DOCUMENT EXCERPT
══════════
I can just picture him in his office, leafing through the script, scratching through the scene where young Jim Kirk comes riding up on his motorbike to look at the Enterprise under construction, with the margin note "Starships are built in orbit", scribbling through that first scene with Spock and Uhura ("Uhura didn't sleep her way to the top & Spock wouldn't be a part of it"), then hitting on the destruction of Vulcan, at which point he'd call studio security and have JJ and his staff removed from the lot while GR sets fire to the script in the wastebasket and calls up the studio front office to see if they have any other bright ideas for who should write the new movie.

"Yeah, and can you send someone over this time who isn't hellbent on destroying everything I've spent the last forty-five years building up?"

1 comment:

Unknown said...

From the beginning I viewed this film as just another person's take on the subject of Star Trek. It was not going to erase the last 43 years of what had preceded it. I went into the viewing with an open mind and hoping I was going to be somewhat entertained. As the final credits rolled I felt I had watched Star Trek in a sense, I mean the last time I saw Trek in this incarnation brand new was as a 10 year old so my reference base has been severely altered in the 35 years since. Were there points in the movie I disagreed with? Where do I start? I actually really like the Kelvin although it makes no sense in the unaltered time line but as a ship onto itself I liked it. Now the Enterprise herself, the saucer and nacelles I can live with but that garbage masquerading as a secondary hull and neck is just terribly wrong and in my opinion trashes the entire ship and that isn't even taking into account the different scales used in the movie for it. And don't even get me started on the engineering section. When it comes right down to it I put this Star Trek movie in the same category as the Battlestar Galactica series created this past decade.It's an ok facsimile but that's about it.
══════════
RECORD EXCERPTS
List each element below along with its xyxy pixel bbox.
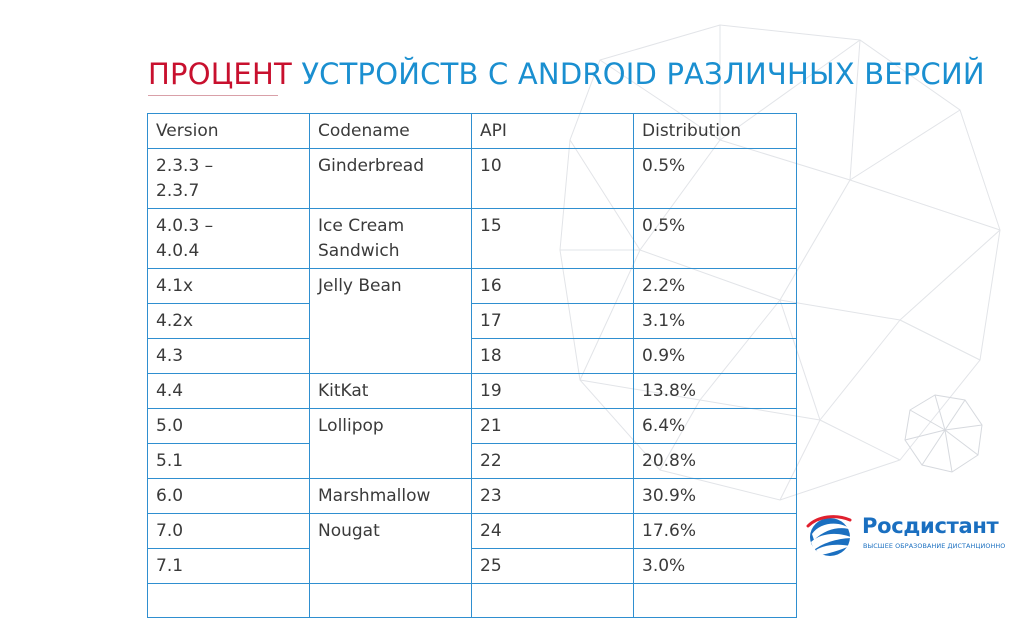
table-row: 2.3.3 – 2.3.7 Ginderbread 10 0.5% bbox=[147, 148, 797, 209]
version-cell: 6.0 bbox=[147, 478, 310, 514]
version-cell: 4.2x bbox=[147, 303, 310, 339]
api-cell: 10 bbox=[471, 148, 634, 209]
table-row: 4.2x 17 3.1% bbox=[147, 303, 797, 339]
api-cell: 18 bbox=[471, 338, 634, 374]
globe-logo-icon bbox=[806, 515, 853, 556]
header-distribution: Distribution bbox=[633, 113, 797, 149]
api-cell: 16 bbox=[471, 268, 634, 304]
version-cell: 2.3.3 – 2.3.7 bbox=[147, 148, 310, 209]
api-cell: 21 bbox=[471, 408, 634, 444]
table-row: 6.0 Marshmallow 23 30.9% bbox=[147, 478, 797, 514]
api-cell: 23 bbox=[471, 478, 634, 514]
slide-title: ПРОЦЕНТ УСТРОЙСТВ С ANDROID РАЗЛИЧНЫХ ВЕ… bbox=[148, 54, 985, 94]
table-row: 4.1x Jelly Bean 16 2.2% bbox=[147, 268, 797, 374]
codename-cell: Ice Cream Sandwich bbox=[309, 208, 472, 269]
codename-cell: Marshmallow bbox=[309, 478, 472, 514]
codename-cell: Jelly Bean bbox=[309, 268, 472, 374]
version-cell: 4.0.3 – 4.0.4 bbox=[147, 208, 310, 269]
distribution-cell: 0.5% bbox=[633, 208, 797, 269]
android-versions-table: Version Codename API Distribution 2.3.3 … bbox=[147, 113, 797, 618]
rosdistant-logo: Росдистант ВЫСШЕЕ ОБРАЗОВАНИЕ ДИСТАНЦИОН… bbox=[806, 512, 1006, 560]
distribution-cell: 3.0% bbox=[633, 548, 797, 584]
version-cell: 5.0 bbox=[147, 408, 310, 444]
distribution-cell: 6.4% bbox=[633, 408, 797, 444]
version-cell: 4.3 bbox=[147, 338, 310, 374]
logo-name: Росдистант bbox=[862, 514, 999, 538]
table-row: 5.1 22 20.8% bbox=[147, 443, 797, 479]
logo-tagline: ВЫСШЕЕ ОБРАЗОВАНИЕ ДИСТАНЦИОННО bbox=[863, 542, 1006, 550]
table-row: 7.1 25 3.0% bbox=[147, 548, 797, 584]
distribution-cell: 30.9% bbox=[633, 478, 797, 514]
codename-cell: Nougat bbox=[309, 513, 472, 584]
empty-cell bbox=[147, 583, 310, 618]
slide-title-accent: ПРОЦЕНТ bbox=[148, 57, 292, 91]
distribution-cell: 3.1% bbox=[633, 303, 797, 339]
slide-title-main: УСТРОЙСТВ С ANDROID РАЗЛИЧНЫХ ВЕРСИЙ bbox=[301, 57, 985, 91]
table-row bbox=[147, 583, 797, 618]
empty-cell bbox=[309, 583, 472, 618]
codename-cell: KitKat bbox=[309, 373, 472, 409]
version-cell: 4.4 bbox=[147, 373, 310, 409]
distribution-cell: 0.5% bbox=[633, 148, 797, 209]
api-cell: 25 bbox=[471, 548, 634, 584]
table-row: 5.0 Lollipop 21 6.4% bbox=[147, 408, 797, 479]
table-row: 4.4 KitKat 19 13.8% bbox=[147, 373, 797, 409]
header-codename: Codename bbox=[309, 113, 472, 149]
api-cell: 15 bbox=[471, 208, 634, 269]
version-cell: 7.1 bbox=[147, 548, 310, 584]
codename-cell: Lollipop bbox=[309, 408, 472, 479]
api-cell: 19 bbox=[471, 373, 634, 409]
distribution-cell: 13.8% bbox=[633, 373, 797, 409]
version-cell: 7.0 bbox=[147, 513, 310, 549]
version-cell: 4.1x bbox=[147, 268, 310, 304]
title-underline bbox=[148, 95, 278, 96]
distribution-cell: 17.6% bbox=[633, 513, 797, 549]
table-row: 4.0.3 – 4.0.4 Ice Cream Sandwich 15 0.5% bbox=[147, 208, 797, 269]
table-header-row: Version Codename API Distribution bbox=[147, 113, 797, 149]
api-cell: 24 bbox=[471, 513, 634, 549]
header-version: Version bbox=[147, 113, 310, 149]
table-row: 4.3 18 0.9% bbox=[147, 338, 797, 374]
distribution-cell: 20.8% bbox=[633, 443, 797, 479]
empty-cell bbox=[471, 583, 634, 618]
api-cell: 22 bbox=[471, 443, 634, 479]
version-cell: 5.1 bbox=[147, 443, 310, 479]
table-row: 7.0 Nougat 24 17.6% bbox=[147, 513, 797, 584]
header-api: API bbox=[471, 113, 634, 149]
empty-cell bbox=[633, 583, 797, 618]
codename-cell: Ginderbread bbox=[309, 148, 472, 209]
distribution-cell: 2.2% bbox=[633, 268, 797, 304]
api-cell: 17 bbox=[471, 303, 634, 339]
distribution-cell: 0.9% bbox=[633, 338, 797, 374]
══════════
WHAT THE EXERCISE ASKS
Can you reproduce the Star Trek post word for word, starting with "I can just picture" and going on through "Unknown said..."?

OUTPUT BELOW
I can just picture him in his office, leafing through the script, scratching through the scene where young Jim Kirk comes riding up on his motorbike to look at the Enterprise under construction, with the margin note "Starships are built in orbit", scribbling through that first scene with Spock and Uhura ("Uhura didn't sleep her way to the top & Spock wouldn't be a part of it"), then hitting on the destruction of Vulcan, at which point he'd call studio security and have JJ and his staff removed from the lot while GR sets fire to the script in the wastebasket and calls up the studio front office to see if they have any other bright ideas for who should write the new movie.

"Yeah, and can you send someone over this time who isn't hellbent on destroying everything I've spent the last forty-five years building up?"

1 comment:

Unknown said...